What is needed: Could you copy, word for word, the lines below from the first one through the line holding "461, 124, 477]", including both?

%%

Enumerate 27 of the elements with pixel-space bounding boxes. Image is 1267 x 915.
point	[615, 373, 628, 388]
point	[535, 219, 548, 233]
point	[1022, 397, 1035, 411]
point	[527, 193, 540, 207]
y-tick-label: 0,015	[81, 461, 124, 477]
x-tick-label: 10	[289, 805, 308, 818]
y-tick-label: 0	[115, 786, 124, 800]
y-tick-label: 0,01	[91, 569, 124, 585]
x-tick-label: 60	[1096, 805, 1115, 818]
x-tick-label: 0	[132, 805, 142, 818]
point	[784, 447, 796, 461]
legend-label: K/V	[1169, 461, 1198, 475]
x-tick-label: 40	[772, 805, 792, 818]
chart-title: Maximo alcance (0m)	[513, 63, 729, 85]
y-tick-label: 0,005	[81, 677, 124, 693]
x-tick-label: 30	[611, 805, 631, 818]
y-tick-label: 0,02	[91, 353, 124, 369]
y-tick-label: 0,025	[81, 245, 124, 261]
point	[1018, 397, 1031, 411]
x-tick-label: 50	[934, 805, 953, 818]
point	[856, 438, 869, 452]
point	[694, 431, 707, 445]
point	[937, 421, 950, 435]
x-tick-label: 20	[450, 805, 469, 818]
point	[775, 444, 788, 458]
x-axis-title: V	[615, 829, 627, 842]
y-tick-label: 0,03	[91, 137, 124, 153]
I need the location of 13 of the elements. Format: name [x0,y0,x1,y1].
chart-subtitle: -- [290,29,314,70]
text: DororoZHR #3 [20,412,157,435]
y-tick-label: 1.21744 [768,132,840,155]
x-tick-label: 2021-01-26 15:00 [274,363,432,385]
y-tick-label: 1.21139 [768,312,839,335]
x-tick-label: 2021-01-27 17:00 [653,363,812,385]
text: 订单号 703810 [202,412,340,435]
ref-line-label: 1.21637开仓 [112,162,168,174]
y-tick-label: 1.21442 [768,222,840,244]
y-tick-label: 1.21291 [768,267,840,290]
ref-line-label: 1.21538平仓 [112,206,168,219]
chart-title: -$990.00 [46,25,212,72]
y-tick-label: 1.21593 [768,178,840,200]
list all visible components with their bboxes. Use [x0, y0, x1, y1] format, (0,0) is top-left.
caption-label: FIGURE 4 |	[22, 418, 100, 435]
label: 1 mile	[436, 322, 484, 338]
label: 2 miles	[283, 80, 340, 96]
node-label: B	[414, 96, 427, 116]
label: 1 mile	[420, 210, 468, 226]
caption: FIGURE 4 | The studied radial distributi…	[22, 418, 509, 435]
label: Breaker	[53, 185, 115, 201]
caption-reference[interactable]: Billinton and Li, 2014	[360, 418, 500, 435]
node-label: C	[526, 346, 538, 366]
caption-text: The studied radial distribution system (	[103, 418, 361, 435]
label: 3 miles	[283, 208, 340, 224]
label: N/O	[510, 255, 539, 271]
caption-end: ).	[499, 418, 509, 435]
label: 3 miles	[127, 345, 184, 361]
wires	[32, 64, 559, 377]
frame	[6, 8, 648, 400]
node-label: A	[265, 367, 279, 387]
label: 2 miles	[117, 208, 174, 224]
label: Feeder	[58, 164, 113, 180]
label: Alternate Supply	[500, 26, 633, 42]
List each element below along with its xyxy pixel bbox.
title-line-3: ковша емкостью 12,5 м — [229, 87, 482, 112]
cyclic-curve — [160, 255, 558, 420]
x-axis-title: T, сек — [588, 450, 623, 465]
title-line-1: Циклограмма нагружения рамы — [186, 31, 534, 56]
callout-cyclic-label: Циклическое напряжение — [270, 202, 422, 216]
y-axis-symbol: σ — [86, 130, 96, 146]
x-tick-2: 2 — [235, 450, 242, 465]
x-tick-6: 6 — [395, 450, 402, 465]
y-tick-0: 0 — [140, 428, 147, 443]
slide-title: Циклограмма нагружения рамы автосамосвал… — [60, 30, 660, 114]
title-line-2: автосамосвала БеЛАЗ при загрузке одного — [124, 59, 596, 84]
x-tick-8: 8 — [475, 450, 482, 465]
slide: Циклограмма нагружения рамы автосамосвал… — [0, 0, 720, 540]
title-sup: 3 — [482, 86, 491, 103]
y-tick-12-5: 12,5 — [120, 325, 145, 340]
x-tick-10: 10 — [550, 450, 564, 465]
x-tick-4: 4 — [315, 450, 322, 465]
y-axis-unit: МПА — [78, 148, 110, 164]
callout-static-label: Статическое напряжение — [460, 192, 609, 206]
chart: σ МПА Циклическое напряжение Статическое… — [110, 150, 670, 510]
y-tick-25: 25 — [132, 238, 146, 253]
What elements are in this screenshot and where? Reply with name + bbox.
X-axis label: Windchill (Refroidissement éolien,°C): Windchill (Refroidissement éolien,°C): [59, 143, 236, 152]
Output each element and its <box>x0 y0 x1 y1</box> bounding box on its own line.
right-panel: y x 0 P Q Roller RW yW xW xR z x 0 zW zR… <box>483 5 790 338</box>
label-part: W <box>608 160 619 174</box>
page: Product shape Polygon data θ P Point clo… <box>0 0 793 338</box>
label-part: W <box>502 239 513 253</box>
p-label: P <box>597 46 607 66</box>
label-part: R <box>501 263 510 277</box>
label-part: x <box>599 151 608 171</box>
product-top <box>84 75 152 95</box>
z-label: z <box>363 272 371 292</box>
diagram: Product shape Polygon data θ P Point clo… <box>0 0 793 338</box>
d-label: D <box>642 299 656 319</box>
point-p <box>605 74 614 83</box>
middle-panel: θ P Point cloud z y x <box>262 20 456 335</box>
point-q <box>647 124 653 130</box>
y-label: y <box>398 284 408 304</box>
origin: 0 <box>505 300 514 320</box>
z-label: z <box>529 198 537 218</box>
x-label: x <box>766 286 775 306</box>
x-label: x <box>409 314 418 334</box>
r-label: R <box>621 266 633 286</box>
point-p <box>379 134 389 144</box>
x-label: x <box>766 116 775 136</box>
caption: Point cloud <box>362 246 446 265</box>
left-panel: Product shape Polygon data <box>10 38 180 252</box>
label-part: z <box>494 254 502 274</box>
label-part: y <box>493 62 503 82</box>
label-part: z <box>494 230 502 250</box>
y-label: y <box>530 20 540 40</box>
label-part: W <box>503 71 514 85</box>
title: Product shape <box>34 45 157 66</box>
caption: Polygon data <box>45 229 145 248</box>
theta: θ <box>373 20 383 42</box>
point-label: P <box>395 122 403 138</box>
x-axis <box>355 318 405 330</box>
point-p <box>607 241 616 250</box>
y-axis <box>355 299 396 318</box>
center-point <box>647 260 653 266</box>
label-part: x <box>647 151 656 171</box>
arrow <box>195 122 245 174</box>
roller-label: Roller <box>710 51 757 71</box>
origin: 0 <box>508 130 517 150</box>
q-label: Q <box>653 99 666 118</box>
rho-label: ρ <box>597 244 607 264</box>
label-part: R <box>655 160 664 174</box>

%%

Response to the exercise:
Enumerate 27 of the elements with pixel-space bounding boxes. Image is 1267 x 915.
point	[615, 373, 628, 388]
point	[535, 219, 548, 233]
point	[1022, 397, 1035, 411]
point	[527, 193, 540, 207]
y-tick-label: 0,015	[81, 461, 124, 477]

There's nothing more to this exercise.